§ **Task to complete**: Rewrite the passage on Forbin-Janson, from the words "Charles-Auguste-Marie-Joseph, Count of" through "of North America.", substituting "the Americas" for "North America" wherever it appears.
Start of Excerpted text
Charles-Auguste-Marie-Joseph, Count of Forbin-Janson, C.P.M. (3 November 1785 - 12 July 1844), was a French aristocrat and prelate who was a founder of the Fathers of Mercy, established in an effort to re-evangelize the French people. He preached throughout North America, taking an active role in reviving the Catholic populations of the United States and Canada. He was influential in establishing an ultramontane stand in the Catholic Church in French-speaking Canada, an influence which would last for generations.

Forbin-Janson also served as the Bishop of Nancy and Toul, and later was the founder of the Association of the Holy Childhood, which worked to support the Catholic Church in its work on the expanding frontiers of North America.

==Life==

===Early life===
Born in Paris, he was the second son of Count Michel-Palamède de Forbin-Janson and of his wife, Cornélie-Henriette-Sophie-Louise-Hortense-Gabrielle, Princess of Galéan. He was a Knight of Malta from childhood. During the French Revolution, his family took refuge in Bavaria, which was his home until he returned to France in 1800, having been trained for a military career. Though he was to remain an ardent monarchist throughout his life, he accepted the appointment which Napoleon Bonaparte gave him as an Auditor of the Council of State in 1805. His family and the aristocracy looked forward to a most brilliant career as a statesman for him, but at the same time he joined the Congregation of the Holy Virgin (Congrégation de la Sainte-Vierge), a religious association of the laity organized in Paris in 1801, which had grown out of the Jesuit-affiliated Sodality of Our Lady after the Suppression of the Society of Jesus.
End of Excerpted text
Start of Provided information
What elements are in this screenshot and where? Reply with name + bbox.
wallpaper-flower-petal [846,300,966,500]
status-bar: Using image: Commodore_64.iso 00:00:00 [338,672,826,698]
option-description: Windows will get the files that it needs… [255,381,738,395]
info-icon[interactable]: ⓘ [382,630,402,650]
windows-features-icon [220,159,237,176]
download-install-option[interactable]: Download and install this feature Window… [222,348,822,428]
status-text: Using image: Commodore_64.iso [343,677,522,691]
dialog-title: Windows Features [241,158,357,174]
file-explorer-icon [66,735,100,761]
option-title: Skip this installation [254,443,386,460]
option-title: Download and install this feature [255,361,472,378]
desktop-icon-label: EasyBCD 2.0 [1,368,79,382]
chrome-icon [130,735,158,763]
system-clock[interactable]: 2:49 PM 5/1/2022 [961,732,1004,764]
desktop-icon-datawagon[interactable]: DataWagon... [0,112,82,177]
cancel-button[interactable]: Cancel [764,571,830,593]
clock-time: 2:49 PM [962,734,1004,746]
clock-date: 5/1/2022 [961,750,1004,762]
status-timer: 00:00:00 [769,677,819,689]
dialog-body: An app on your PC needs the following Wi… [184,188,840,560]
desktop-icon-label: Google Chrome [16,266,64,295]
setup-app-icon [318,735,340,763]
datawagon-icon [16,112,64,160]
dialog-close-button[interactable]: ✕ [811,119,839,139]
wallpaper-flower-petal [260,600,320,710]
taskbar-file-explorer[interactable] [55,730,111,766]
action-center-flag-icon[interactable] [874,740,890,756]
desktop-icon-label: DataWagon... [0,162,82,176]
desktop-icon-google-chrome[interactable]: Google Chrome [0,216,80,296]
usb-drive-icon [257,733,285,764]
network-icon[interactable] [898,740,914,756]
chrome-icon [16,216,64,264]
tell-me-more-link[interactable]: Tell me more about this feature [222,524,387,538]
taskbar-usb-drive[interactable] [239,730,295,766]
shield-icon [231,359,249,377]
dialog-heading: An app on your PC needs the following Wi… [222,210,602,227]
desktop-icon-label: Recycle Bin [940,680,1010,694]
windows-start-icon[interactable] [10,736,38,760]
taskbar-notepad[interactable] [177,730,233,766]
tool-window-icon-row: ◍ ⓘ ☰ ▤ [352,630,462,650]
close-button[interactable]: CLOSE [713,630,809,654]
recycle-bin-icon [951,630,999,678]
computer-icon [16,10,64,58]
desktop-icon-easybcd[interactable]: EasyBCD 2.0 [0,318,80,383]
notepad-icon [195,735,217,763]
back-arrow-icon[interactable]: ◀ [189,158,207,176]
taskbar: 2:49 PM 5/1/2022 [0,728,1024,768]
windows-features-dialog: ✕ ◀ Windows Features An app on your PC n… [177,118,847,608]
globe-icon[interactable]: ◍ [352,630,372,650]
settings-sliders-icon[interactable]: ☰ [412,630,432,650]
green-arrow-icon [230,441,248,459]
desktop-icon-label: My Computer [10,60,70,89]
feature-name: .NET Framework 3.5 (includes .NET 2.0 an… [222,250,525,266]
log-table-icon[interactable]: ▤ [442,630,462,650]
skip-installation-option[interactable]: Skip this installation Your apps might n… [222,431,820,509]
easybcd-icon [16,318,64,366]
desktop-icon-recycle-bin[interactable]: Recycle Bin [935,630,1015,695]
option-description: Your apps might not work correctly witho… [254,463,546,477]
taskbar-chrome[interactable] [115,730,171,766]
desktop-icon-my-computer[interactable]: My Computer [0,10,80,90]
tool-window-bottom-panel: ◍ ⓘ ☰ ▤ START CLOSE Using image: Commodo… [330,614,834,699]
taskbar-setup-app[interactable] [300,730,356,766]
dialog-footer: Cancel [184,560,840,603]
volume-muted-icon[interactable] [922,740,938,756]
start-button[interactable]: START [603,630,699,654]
End of Provided information
§ **Response below**:
Charles-Auguste-Marie-Joseph, Count of Forbin-Janson, C.P.M. (3 November 1785 - 12 July 1844), was a French aristocrat and prelate who was a founder of the Fathers of Mercy, established in an effort to re-evangelize the French people. He preached throughout the Americas, taking an active role in reviving the Catholic populations of the United States and Canada. He was influential in establishing an ultramontane stand in the Catholic Church in French-speaking Canada, an influence which would last for generations.

Forbin-Janson also served as the Bishop of Nancy and Toul, and later was the founder of the Association of the Holy Childhood, which worked to support the Catholic Church in its work on the expanding frontiers of the Americas.